Records for this task ▸
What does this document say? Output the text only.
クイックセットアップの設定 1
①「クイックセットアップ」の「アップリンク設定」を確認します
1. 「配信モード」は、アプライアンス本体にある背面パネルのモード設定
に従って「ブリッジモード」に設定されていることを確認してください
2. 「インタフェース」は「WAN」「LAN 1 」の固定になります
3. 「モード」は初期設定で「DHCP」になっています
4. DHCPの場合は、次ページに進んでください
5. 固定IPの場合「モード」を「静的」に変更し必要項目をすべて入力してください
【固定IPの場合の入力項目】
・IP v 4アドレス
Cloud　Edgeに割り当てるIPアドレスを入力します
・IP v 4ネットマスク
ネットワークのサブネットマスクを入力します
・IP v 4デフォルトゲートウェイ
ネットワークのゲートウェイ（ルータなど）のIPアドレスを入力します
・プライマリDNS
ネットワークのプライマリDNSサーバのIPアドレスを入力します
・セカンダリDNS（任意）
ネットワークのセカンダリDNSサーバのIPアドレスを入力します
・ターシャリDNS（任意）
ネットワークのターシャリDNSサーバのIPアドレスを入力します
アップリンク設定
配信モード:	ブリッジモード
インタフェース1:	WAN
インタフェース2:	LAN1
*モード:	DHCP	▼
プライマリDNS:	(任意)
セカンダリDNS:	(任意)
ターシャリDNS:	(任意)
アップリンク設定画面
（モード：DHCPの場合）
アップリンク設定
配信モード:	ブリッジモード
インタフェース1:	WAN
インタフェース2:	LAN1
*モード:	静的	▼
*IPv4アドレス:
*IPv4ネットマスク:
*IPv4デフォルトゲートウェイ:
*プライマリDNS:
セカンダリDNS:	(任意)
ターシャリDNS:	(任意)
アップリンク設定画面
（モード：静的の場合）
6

Exercise task ▸
Reproduce the material above exactly; please quote every line of it.

Result for this exercise ▸
What does this document say? Output the text only.
クイックセットアップの設定 1
①「クイックセットアップ」の「アップリンク設定」を確認します
1. 「配信モード」は、アプライアンス本体にある背面パネルのモード設定
に従って「ブリッジモード」に設定されていることを確認してください
2. 「インタフェース」は「WAN」「LAN 1 」の固定になります
3. 「モード」は初期設定で「DHCP」になっています
4. DHCPの場合は、次ページに進んでください
5. 固定IPの場合「モード」を「静的」に変更し必要項目をすべて入力してください
【固定IPの場合の入力項目】
・IP v 4アドレス
Cloud　Edgeに割り当てるIPアドレスを入力します
・IP v 4ネットマスク
ネットワークのサブネットマスクを入力します
・IP v 4デフォルトゲートウェイ
ネットワークのゲートウェイ（ルータなど）のIPアドレスを入力します
・プライマリDNS
ネットワークのプライマリDNSサーバのIPアドレスを入力します
・セカンダリDNS（任意）
ネットワークのセカンダリDNSサーバのIPアドレスを入力します
・ターシャリDNS（任意）
ネットワークのターシャリDNSサーバのIPアドレスを入力します
アップリンク設定
配信モード:	ブリッジモード
インタフェース1:	WAN
インタフェース2:	LAN1
*モード:	DHCP	▼
プライマリDNS:	(任意)
セカンダリDNS:	(任意)
ターシャリDNS:	(任意)
アップリンク設定画面
（モード：DHCPの場合）
アップリンク設定
配信モード:	ブリッジモード
インタフェース1:	WAN
インタフェース2:	LAN1
*モード:	静的	▼
*IPv4アドレス:
*IPv4ネットマスク:
*IPv4デフォルトゲートウェイ:
*プライマリDNS:
セカンダリDNS:	(任意)
ターシャリDNS:	(任意)
アップリンク設定画面
（モード：静的の場合）
6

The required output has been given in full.